DATA PROVIDED
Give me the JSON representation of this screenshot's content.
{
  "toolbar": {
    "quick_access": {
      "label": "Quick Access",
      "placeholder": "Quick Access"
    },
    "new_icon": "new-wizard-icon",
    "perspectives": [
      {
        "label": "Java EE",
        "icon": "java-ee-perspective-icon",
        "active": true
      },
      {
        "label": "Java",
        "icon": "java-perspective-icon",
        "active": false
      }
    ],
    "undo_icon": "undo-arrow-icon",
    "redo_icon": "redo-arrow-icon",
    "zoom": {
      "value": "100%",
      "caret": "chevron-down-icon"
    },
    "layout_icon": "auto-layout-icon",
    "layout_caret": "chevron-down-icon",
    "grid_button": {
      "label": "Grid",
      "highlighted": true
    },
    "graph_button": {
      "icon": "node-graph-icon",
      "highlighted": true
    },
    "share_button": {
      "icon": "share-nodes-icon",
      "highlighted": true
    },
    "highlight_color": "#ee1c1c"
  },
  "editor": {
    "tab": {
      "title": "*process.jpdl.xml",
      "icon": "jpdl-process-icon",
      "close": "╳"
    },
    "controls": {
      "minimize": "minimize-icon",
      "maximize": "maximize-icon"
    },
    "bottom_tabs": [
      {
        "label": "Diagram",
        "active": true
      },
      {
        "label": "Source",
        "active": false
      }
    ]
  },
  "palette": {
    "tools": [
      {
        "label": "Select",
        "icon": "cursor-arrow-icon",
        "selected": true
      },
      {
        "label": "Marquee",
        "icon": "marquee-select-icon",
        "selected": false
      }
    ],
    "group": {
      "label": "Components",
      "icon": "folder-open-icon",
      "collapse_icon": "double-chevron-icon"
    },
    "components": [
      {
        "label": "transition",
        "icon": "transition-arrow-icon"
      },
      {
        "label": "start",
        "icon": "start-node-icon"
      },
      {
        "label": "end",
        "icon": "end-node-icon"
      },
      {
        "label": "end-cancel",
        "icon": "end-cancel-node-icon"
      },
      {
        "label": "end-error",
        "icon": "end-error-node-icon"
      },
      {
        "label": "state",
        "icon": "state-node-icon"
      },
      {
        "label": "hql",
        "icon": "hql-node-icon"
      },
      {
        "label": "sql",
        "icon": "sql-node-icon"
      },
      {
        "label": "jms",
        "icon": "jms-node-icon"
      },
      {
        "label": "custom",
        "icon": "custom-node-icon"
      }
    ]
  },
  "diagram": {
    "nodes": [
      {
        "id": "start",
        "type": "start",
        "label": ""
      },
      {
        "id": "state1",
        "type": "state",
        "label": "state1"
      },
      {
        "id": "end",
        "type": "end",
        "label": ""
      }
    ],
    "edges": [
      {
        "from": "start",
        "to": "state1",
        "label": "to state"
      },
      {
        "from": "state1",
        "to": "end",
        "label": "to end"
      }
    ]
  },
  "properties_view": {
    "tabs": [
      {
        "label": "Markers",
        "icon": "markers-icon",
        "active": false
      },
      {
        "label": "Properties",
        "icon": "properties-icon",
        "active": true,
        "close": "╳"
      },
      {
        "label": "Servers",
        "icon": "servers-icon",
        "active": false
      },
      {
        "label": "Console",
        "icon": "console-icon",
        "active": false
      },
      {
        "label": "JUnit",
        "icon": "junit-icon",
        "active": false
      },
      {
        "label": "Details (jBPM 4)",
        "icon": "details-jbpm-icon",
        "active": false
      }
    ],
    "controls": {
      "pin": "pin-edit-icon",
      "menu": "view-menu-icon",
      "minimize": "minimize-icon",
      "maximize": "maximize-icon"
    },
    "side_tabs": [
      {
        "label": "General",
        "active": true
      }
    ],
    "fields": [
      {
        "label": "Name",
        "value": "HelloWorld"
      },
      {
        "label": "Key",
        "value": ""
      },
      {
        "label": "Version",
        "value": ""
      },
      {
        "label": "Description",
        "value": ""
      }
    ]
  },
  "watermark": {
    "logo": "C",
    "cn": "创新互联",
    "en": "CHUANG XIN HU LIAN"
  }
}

SET EXERCISE
Pull out every line of the records that includes the string "transition".

SOLUTION BELOW
        "label": "transition",
        "icon": "transition-arrow-icon"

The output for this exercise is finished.